[The exercise]:
Transcribe the records exactly from the line with "Convert this screenshot" to the end, both included.

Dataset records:
⁂
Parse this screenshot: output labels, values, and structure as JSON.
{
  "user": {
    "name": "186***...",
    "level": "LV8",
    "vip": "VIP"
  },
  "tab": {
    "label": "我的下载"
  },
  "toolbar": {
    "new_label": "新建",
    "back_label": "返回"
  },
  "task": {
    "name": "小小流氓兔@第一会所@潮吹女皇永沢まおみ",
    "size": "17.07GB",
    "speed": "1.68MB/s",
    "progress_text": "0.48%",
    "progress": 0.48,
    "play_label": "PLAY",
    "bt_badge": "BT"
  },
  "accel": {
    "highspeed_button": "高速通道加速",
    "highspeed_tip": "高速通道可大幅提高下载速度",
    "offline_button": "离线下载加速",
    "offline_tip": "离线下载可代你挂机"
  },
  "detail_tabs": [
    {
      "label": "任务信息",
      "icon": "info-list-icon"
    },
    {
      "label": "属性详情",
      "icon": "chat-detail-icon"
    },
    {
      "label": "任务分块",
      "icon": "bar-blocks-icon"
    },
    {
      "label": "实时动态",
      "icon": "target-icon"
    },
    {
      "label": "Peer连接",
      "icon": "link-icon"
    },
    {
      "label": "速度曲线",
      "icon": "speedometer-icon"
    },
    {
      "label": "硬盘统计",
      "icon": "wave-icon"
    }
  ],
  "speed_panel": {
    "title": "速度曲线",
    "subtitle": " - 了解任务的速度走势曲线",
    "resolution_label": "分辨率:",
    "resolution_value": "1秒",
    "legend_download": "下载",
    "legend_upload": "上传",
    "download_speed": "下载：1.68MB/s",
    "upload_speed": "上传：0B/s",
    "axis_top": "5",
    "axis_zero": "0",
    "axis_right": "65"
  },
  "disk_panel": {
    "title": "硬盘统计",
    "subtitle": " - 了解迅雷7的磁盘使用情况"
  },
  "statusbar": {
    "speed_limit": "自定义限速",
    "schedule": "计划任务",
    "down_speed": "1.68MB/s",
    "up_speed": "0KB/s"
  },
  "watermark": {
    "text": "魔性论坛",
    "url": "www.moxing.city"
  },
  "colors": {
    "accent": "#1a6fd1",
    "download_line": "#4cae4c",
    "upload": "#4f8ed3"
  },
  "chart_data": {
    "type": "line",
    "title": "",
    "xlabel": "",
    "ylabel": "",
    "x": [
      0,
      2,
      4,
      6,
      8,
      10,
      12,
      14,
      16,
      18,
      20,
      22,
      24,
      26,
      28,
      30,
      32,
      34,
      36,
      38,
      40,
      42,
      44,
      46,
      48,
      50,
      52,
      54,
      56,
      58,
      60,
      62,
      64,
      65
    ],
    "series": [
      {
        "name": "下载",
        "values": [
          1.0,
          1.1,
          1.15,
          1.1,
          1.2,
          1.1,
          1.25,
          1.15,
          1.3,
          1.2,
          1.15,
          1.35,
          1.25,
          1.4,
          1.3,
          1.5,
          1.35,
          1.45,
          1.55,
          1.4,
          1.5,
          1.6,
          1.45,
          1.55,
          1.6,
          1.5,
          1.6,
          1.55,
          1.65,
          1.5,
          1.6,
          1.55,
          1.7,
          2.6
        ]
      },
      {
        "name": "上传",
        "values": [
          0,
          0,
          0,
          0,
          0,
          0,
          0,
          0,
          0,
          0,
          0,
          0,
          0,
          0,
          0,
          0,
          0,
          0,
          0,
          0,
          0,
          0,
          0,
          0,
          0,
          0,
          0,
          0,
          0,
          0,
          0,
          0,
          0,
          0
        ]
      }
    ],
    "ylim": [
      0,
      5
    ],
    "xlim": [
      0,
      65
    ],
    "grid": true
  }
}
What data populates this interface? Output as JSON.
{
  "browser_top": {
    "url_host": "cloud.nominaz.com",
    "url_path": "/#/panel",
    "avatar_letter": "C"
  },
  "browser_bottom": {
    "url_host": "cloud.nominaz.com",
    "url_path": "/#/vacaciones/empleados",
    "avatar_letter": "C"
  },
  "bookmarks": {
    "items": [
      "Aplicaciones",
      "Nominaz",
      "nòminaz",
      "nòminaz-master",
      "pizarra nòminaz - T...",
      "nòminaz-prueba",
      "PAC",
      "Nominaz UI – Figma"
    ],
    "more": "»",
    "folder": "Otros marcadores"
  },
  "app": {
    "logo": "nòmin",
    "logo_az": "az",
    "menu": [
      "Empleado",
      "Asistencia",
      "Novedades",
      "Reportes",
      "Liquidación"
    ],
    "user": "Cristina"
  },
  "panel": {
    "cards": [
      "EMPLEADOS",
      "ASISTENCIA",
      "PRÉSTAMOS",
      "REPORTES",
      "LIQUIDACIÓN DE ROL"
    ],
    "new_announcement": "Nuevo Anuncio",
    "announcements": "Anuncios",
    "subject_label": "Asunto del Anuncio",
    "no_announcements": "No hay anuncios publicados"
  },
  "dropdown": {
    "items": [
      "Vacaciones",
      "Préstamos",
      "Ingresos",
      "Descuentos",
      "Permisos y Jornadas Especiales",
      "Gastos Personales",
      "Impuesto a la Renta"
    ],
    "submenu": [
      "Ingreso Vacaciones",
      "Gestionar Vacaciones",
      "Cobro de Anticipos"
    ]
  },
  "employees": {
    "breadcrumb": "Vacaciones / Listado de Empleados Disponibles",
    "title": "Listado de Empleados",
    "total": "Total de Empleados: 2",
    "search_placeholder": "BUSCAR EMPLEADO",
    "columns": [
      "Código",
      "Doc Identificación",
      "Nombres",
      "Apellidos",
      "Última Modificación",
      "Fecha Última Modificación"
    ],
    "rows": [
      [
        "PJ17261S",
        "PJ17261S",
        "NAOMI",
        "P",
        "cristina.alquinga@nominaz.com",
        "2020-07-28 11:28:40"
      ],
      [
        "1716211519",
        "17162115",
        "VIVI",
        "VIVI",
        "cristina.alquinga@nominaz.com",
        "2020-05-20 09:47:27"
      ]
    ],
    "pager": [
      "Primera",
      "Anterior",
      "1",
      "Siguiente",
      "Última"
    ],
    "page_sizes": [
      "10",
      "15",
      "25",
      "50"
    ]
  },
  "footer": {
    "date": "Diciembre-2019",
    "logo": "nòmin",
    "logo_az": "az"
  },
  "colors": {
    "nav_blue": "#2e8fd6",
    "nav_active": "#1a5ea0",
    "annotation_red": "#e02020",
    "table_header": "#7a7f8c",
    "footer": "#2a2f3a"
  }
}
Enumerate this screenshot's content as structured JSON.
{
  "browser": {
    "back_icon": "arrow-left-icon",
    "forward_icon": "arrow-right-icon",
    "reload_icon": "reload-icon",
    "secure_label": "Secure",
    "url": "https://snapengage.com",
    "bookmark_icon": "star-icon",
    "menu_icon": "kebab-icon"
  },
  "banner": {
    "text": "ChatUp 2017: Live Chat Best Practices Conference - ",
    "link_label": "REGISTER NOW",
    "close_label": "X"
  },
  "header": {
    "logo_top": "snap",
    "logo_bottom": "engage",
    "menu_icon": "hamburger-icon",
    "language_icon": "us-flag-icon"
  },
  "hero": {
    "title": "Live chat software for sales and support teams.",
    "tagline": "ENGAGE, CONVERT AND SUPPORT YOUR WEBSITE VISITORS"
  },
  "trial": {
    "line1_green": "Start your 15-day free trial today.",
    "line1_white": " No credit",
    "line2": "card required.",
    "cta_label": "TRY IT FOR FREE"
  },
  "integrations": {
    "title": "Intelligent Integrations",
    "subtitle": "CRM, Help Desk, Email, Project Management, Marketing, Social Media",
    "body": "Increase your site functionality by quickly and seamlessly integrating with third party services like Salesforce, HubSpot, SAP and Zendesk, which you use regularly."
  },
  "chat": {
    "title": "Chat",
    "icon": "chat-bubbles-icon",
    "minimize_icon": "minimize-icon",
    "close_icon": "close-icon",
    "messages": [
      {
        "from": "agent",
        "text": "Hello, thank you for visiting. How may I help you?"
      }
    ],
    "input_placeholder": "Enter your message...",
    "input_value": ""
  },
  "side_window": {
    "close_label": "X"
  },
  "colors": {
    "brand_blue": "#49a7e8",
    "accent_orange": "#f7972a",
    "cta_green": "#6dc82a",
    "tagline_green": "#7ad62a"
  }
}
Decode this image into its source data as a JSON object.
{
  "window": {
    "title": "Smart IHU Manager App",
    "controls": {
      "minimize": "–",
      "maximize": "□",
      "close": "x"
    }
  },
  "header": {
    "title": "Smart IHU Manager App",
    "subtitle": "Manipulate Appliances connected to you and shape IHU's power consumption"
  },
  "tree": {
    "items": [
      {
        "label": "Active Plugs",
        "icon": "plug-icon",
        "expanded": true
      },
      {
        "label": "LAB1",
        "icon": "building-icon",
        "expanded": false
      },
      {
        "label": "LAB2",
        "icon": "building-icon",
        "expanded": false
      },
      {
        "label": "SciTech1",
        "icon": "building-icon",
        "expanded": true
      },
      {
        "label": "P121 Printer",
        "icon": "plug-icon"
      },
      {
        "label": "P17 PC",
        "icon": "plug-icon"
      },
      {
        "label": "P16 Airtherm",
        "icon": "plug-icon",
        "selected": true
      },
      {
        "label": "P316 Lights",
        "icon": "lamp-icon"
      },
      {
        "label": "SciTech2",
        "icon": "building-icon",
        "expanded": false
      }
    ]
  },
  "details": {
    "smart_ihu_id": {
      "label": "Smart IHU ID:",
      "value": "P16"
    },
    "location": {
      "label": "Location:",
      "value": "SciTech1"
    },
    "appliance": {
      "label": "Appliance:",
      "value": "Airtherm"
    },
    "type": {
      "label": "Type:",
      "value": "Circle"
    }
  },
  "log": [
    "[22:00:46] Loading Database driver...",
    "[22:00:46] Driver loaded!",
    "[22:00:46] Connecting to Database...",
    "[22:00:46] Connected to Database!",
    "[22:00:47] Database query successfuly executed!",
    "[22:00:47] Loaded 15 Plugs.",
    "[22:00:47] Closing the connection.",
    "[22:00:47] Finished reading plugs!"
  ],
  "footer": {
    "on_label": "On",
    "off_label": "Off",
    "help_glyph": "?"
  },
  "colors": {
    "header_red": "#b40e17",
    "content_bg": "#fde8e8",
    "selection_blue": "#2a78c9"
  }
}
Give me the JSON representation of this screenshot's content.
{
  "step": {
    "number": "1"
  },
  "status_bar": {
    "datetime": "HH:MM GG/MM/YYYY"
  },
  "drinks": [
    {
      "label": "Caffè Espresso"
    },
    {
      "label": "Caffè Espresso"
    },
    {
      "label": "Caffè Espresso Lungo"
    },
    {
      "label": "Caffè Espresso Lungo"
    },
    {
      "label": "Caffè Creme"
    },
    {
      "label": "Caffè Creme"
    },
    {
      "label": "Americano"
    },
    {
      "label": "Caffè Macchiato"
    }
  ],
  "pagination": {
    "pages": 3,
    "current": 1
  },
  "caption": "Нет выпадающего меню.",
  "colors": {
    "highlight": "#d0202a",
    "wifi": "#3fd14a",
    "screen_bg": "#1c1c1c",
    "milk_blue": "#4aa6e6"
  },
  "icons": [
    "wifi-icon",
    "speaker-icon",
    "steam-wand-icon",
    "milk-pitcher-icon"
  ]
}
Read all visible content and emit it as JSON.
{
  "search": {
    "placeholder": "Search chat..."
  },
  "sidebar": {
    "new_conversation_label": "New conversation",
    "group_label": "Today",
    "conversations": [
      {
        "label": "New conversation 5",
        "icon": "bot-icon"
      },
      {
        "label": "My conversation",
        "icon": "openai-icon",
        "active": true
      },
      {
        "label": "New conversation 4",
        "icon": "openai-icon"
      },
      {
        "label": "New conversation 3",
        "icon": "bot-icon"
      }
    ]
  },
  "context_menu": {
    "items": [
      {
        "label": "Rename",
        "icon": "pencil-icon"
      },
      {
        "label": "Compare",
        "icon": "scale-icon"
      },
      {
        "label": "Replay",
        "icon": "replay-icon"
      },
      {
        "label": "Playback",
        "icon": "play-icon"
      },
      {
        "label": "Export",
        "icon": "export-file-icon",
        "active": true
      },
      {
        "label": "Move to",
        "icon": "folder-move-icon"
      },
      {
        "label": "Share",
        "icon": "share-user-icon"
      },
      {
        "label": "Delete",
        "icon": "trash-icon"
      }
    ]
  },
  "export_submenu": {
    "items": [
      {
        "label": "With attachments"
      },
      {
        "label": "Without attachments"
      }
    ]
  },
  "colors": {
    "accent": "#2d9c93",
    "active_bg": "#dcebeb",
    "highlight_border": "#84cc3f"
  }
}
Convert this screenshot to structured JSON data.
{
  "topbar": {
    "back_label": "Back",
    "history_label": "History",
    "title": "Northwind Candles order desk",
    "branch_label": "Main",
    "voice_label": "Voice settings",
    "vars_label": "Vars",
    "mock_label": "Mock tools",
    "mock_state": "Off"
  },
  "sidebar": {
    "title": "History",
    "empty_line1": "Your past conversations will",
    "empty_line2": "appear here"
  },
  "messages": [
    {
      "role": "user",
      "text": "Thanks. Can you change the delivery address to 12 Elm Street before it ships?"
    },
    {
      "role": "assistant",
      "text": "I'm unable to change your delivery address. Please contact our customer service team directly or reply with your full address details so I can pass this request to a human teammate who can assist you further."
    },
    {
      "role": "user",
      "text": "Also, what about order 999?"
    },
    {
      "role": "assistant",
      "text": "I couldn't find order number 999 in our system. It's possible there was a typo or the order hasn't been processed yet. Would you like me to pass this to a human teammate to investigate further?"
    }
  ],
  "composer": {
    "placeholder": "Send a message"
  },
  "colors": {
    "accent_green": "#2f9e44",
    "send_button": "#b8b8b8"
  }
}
⁂
[Output of the exercise]:
Convert this screenshot to structured JSON data.
{
  "topbar": {
    "back_label": "Back",
    "history_label": "History",
    "title": "Northwind Candles order desk",
    "branch_label": "Main",
    "voice_label": "Voice settings",
    "vars_label": "Vars",
    "mock_label": "Mock tools",
    "mock_state": "Off"
  },
  "sidebar": {
    "title": "History",
    "empty_line1": "Your past conversations will",
    "empty_line2": "appear here"
  },
  "messages": [
    {
      "role": "user",
      "text": "Thanks. Can you change the delivery address to 12 Elm Street before it ships?"
    },
    {
      "role": "assistant",
      "text": "I'm unable to change your delivery address. Please contact our customer service team directly or reply with your full address details so I can pass this request to a human teammate who can assist you further."
    },
    {
      "role": "user",
      "text": "Also, what about order 999?"
    },
    {
      "role": "assistant",
      "text": "I couldn't find order number 999 in our system. It's possible there was a typo or the order hasn't been processed yet. Would you like me to pass this to a human teammate to investigate further?"
    }
  ],
  "composer": {
    "placeholder": "Send a message"
  },
  "colors": {
    "accent_green": "#2f9e44",
    "send_button": "#b8b8b8"
  }
}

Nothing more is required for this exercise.